• Exercise aim: Find the string "našich" in the records. Copy every line it appears in.

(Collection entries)
========

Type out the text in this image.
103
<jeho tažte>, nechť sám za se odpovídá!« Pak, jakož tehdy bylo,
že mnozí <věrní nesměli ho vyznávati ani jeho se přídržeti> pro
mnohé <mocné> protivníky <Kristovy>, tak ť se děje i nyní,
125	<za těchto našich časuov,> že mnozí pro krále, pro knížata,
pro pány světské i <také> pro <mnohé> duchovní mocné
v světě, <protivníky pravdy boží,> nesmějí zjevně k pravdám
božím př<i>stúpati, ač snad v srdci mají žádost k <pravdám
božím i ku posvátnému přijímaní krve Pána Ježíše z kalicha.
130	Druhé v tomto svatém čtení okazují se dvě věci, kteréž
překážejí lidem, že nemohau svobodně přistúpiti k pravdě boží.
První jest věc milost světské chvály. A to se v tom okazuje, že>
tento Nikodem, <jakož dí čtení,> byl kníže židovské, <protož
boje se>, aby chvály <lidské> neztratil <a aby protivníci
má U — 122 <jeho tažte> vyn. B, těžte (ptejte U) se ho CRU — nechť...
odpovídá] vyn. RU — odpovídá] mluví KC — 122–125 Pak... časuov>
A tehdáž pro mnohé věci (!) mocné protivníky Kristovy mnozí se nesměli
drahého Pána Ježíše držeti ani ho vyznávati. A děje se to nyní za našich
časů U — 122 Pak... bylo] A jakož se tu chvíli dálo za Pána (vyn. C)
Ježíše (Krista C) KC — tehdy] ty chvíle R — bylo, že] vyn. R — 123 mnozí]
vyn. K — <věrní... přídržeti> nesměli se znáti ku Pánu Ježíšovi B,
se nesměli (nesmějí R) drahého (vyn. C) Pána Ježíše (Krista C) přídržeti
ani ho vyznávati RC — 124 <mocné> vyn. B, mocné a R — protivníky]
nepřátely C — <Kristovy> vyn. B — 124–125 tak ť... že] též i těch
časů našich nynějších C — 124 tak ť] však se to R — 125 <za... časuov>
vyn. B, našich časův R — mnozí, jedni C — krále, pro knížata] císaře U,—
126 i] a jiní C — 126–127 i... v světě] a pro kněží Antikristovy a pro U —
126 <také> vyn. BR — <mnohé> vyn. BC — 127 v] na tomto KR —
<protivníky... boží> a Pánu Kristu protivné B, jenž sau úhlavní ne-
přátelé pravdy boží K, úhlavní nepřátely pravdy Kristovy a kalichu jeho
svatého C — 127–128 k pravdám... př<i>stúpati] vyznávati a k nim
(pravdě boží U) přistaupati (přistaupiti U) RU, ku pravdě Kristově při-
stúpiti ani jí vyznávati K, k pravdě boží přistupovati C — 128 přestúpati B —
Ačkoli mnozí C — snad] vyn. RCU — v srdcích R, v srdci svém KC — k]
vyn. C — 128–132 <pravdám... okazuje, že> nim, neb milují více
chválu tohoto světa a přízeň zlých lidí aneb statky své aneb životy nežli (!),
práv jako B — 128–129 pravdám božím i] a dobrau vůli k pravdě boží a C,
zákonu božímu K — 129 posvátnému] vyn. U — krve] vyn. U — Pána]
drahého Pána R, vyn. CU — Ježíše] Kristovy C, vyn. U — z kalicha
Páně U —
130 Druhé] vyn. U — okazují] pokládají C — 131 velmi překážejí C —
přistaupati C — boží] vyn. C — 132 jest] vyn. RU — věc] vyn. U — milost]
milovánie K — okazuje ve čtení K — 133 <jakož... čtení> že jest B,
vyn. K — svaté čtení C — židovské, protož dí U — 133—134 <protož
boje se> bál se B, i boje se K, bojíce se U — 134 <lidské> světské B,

========

• Response below:
125	<za těchto našich časuov,> že mnozí pro krále, pro knížata,
drahého Pána Ježíše držeti ani ho vyznávati. A děje se to nyní za našich
časů našich nynějších C — 124 tak ť] však se to R — 125 <za... časuov>
vyn. B, našich časův R — mnozí, jedni C — krále, pro knížata] císaře U,—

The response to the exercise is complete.